* _REQUIREMENTS_
Locate every line in the records that contains the string "procera", matching case exactly, and copy each of those lines.

━━━━

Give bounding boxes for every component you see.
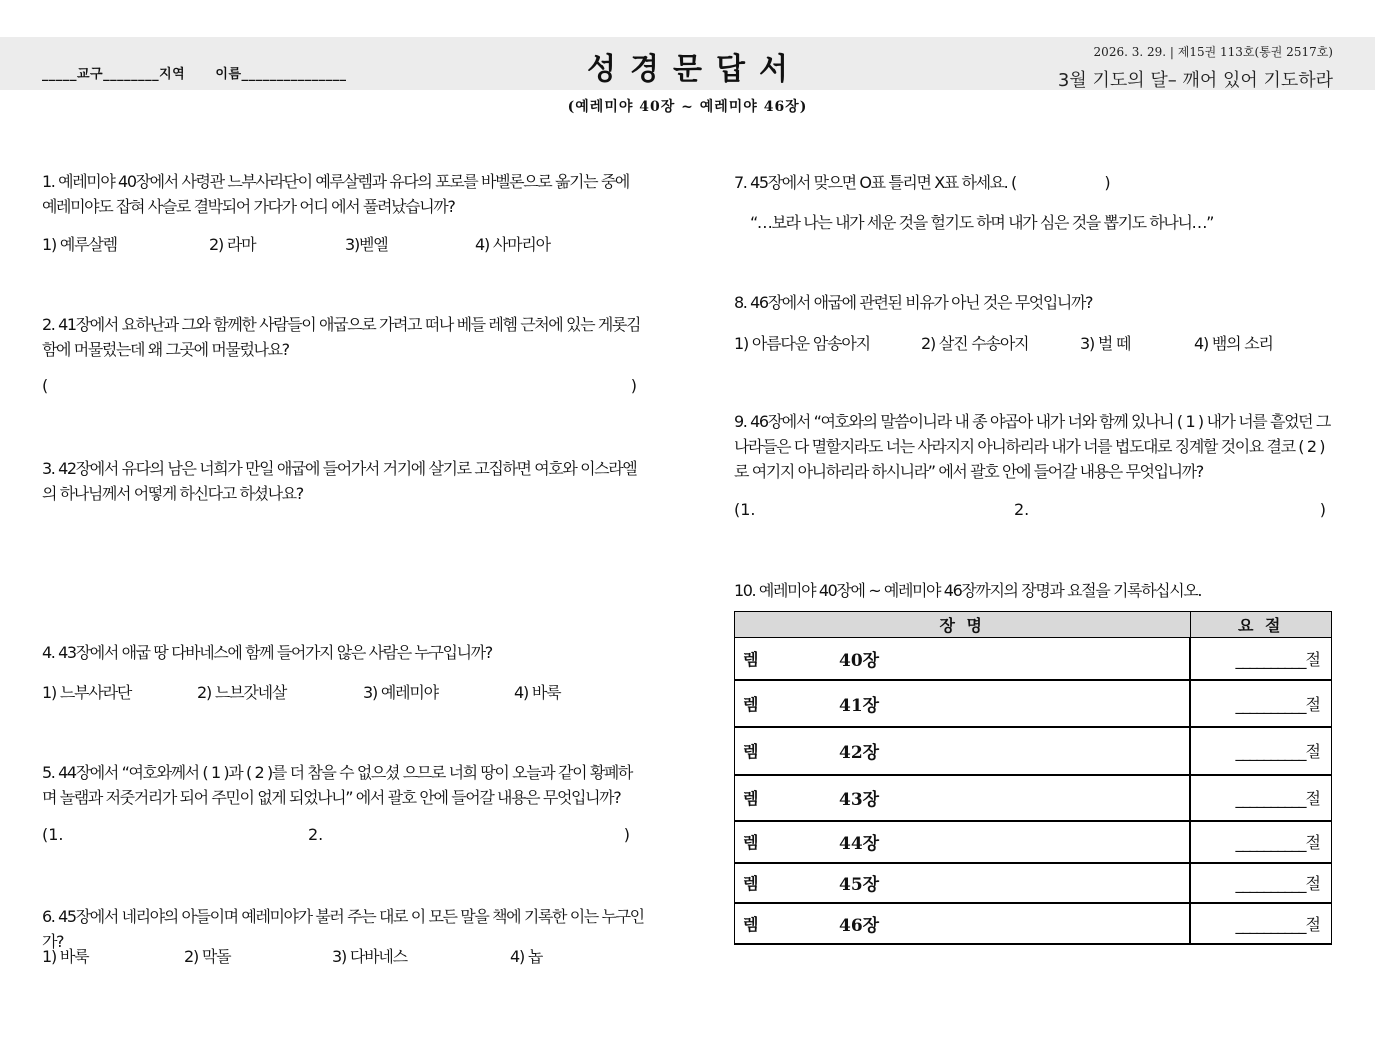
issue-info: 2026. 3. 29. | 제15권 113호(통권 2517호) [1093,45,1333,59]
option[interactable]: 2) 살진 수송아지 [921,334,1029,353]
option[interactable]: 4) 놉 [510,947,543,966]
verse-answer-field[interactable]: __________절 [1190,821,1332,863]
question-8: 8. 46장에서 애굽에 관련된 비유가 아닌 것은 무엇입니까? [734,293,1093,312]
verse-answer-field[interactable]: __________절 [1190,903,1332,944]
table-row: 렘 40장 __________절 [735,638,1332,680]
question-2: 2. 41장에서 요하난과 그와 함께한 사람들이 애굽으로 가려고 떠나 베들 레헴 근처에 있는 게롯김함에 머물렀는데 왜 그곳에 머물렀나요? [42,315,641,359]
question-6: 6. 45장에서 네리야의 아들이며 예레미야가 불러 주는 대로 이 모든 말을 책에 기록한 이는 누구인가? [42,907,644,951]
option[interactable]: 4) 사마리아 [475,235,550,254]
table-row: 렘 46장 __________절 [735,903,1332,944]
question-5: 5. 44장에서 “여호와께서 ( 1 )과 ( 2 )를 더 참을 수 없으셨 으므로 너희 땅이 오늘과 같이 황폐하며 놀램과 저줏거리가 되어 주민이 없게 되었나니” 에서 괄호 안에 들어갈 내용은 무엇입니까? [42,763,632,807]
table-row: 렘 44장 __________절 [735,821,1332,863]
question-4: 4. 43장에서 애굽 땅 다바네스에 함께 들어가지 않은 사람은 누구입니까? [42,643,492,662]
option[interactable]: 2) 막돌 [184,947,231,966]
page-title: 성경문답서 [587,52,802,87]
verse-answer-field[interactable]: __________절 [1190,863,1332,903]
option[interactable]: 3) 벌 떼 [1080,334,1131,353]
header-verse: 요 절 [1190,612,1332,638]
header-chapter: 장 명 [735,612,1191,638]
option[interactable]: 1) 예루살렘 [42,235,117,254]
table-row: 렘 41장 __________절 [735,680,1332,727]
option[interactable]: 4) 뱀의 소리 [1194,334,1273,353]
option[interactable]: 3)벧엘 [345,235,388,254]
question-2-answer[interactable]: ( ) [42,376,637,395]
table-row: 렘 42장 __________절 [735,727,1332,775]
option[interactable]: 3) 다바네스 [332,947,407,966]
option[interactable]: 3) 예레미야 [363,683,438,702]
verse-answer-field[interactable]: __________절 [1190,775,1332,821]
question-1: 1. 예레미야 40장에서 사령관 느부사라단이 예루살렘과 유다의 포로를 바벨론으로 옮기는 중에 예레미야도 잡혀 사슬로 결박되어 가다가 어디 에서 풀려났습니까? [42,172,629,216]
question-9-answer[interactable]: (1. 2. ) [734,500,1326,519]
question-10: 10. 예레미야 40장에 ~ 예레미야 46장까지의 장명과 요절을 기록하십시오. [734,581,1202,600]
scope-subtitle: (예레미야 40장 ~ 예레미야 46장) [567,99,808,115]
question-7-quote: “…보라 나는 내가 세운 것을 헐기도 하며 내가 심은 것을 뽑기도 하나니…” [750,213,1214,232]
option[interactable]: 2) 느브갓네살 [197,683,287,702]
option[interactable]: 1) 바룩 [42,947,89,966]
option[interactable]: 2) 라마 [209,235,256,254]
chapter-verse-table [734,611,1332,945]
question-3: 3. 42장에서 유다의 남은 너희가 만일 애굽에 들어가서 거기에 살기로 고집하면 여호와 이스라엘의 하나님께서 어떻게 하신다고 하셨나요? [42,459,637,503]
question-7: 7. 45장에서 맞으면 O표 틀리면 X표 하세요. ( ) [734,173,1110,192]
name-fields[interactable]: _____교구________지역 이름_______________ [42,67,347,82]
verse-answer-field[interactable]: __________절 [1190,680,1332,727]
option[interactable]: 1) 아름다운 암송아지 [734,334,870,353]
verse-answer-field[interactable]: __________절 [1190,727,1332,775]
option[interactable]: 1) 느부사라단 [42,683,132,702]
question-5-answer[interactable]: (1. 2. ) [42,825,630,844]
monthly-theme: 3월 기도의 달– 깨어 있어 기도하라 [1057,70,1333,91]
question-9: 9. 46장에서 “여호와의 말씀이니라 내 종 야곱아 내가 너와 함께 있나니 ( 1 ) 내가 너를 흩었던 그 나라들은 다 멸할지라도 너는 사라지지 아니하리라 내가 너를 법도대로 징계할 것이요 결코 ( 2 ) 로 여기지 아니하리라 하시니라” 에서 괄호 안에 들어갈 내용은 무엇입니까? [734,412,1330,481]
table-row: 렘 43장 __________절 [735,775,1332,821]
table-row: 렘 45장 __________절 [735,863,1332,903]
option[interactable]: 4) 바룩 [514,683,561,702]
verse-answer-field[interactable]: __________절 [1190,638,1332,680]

━━━━

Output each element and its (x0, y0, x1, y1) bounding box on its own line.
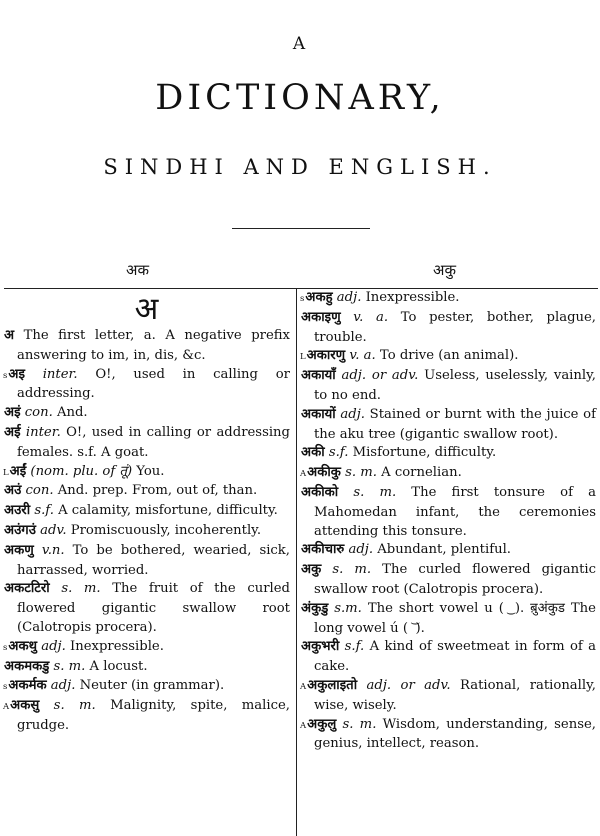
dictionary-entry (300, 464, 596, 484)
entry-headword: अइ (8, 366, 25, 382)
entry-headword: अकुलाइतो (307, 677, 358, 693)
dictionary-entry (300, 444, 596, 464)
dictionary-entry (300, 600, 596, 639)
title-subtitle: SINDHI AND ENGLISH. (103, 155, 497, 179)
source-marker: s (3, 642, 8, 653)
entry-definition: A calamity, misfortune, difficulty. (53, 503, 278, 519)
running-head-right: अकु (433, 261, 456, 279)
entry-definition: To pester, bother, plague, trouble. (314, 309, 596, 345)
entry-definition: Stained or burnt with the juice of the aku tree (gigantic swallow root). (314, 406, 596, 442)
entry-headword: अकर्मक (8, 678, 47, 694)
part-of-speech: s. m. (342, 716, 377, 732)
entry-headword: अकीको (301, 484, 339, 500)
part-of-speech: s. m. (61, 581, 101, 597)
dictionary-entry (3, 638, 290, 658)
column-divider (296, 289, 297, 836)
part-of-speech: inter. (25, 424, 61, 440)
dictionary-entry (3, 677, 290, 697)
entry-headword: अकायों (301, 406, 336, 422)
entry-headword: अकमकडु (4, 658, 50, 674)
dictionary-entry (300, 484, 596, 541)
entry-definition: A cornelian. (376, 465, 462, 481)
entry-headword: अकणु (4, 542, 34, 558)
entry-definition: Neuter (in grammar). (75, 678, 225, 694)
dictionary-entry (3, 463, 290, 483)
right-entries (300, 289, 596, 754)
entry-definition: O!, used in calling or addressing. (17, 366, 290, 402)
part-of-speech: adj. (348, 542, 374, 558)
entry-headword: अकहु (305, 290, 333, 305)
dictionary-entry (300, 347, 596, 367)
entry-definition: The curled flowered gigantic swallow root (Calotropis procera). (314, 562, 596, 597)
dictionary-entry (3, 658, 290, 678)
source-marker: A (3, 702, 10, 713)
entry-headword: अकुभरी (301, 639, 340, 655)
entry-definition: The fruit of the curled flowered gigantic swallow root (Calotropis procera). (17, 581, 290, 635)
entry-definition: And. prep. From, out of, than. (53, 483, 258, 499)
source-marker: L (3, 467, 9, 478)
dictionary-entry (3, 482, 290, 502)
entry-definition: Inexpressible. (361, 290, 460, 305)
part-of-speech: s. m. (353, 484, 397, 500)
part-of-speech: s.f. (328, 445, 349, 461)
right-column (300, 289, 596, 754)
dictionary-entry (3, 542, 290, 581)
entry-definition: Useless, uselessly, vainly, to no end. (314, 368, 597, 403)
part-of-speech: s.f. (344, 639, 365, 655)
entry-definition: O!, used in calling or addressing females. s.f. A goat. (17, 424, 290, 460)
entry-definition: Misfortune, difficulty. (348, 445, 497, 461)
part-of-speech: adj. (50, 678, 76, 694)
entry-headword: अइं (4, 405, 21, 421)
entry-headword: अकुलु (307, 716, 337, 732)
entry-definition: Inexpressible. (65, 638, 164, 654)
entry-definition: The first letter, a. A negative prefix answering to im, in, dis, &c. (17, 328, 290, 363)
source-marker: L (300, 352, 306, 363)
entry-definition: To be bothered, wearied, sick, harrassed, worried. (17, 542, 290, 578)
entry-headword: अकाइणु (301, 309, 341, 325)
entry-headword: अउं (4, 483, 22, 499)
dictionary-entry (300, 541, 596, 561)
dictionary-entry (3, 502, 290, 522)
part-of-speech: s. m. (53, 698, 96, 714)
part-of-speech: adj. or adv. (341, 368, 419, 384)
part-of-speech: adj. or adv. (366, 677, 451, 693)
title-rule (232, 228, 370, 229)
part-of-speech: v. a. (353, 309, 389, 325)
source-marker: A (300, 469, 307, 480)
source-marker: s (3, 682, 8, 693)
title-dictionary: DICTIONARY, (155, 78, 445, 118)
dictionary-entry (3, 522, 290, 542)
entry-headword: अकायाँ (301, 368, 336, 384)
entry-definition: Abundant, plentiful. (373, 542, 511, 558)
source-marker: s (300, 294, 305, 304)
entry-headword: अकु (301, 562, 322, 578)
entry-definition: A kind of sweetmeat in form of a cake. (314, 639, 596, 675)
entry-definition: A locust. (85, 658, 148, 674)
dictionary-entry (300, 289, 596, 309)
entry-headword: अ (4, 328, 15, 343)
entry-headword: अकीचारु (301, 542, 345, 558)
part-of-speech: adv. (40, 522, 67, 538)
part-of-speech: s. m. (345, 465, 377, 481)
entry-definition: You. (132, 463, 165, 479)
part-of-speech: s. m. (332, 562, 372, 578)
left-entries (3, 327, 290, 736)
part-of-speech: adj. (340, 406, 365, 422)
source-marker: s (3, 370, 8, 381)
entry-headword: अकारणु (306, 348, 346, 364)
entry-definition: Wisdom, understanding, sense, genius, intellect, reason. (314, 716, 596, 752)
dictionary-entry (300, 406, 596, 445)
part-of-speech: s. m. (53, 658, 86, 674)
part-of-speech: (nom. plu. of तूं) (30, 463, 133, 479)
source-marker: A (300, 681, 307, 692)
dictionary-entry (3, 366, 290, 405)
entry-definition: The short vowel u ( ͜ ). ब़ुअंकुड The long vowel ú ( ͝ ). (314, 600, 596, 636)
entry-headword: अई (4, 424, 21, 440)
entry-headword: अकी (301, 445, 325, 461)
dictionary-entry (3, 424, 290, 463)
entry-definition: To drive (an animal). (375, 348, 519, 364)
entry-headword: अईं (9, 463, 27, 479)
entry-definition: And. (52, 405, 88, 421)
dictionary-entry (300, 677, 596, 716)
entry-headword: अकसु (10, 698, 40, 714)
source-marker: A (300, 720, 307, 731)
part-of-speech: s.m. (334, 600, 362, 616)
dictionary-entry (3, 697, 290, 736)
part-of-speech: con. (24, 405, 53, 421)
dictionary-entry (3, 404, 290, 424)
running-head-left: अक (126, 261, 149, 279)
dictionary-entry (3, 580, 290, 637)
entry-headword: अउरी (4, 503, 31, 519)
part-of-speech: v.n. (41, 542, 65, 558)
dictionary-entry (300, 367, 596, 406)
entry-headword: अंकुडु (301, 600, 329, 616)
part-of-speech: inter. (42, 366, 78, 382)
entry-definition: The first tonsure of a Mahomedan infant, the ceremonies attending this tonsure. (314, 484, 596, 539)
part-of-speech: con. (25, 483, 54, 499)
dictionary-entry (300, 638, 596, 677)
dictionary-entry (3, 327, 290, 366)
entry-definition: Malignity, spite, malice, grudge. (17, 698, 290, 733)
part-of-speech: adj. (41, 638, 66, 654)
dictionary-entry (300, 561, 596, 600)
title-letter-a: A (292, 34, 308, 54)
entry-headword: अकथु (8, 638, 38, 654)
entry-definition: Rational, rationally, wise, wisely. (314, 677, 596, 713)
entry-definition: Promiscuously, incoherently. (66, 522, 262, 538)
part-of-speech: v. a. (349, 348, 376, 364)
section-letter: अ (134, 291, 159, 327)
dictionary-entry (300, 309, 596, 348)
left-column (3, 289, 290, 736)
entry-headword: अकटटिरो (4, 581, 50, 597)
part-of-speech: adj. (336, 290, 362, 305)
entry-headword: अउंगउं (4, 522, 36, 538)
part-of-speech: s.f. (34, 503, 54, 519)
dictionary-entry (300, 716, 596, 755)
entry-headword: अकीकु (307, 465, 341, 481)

━━━━

* _EXERCISE RESPONSE_
entry-definition: The curled flowered gigantic swallow root (Calotropis procera). (314, 562, 596, 597)
entry-definition: The fruit of the curled flowered gigantic swallow root (Calotropis procera). (17, 581, 290, 635)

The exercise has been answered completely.